_Goal_
Wherever the word "test" appears in a line, copy that line.

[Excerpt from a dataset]
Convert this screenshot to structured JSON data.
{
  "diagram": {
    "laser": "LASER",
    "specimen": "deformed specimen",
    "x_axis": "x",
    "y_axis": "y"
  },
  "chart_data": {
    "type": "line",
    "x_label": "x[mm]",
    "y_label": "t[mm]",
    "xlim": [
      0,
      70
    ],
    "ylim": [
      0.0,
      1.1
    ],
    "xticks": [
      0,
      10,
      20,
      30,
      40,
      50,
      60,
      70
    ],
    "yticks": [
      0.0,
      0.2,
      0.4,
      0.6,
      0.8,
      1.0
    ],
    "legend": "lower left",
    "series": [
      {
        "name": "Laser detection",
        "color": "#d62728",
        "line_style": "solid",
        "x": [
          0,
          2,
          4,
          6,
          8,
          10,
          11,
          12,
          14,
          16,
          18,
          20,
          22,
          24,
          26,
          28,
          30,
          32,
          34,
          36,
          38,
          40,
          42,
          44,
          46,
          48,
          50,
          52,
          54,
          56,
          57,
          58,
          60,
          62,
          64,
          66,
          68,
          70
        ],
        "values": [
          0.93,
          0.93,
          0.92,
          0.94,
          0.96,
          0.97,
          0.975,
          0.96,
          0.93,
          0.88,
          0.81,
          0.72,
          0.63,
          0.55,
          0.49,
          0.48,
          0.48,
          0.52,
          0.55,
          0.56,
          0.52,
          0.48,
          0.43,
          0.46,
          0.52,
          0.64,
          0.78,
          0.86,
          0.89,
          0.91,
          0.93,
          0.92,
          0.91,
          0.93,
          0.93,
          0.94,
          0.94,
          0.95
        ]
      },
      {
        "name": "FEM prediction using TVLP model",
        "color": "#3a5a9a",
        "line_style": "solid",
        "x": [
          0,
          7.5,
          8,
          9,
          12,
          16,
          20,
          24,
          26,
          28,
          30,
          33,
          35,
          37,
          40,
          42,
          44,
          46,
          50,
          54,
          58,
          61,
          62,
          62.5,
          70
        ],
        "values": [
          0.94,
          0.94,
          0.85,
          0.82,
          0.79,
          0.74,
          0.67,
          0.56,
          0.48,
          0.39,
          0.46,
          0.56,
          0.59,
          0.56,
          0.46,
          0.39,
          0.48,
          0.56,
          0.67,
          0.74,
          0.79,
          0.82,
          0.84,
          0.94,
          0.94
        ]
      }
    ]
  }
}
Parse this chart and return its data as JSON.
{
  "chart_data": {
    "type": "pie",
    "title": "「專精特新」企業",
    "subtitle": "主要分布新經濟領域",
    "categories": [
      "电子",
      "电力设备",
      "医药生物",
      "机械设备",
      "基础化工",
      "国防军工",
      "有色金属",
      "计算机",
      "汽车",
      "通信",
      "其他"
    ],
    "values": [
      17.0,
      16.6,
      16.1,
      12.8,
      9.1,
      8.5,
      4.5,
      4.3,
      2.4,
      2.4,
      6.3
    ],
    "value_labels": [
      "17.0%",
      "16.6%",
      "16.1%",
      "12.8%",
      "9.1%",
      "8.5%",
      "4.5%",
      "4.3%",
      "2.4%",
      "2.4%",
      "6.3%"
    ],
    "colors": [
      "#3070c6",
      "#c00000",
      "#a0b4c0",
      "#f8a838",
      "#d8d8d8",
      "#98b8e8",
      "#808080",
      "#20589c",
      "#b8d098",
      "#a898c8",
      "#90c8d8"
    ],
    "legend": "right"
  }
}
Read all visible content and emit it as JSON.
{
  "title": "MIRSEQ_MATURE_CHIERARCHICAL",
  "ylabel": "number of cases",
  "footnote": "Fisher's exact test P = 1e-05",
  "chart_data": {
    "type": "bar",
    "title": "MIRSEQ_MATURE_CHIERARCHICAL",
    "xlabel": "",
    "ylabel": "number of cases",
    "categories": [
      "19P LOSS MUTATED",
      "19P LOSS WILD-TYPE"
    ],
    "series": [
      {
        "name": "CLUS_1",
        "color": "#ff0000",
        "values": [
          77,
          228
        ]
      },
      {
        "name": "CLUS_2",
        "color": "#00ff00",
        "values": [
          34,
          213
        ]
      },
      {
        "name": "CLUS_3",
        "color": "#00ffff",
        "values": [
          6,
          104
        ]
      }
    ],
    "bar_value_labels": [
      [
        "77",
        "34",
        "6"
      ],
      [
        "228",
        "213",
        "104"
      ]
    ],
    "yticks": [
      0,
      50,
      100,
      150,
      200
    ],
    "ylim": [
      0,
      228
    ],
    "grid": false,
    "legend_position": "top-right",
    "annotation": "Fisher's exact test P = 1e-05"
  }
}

_The result_
  "footnote": "Fisher's exact test P = 1e-05",
    "annotation": "Fisher's exact test P = 1e-05"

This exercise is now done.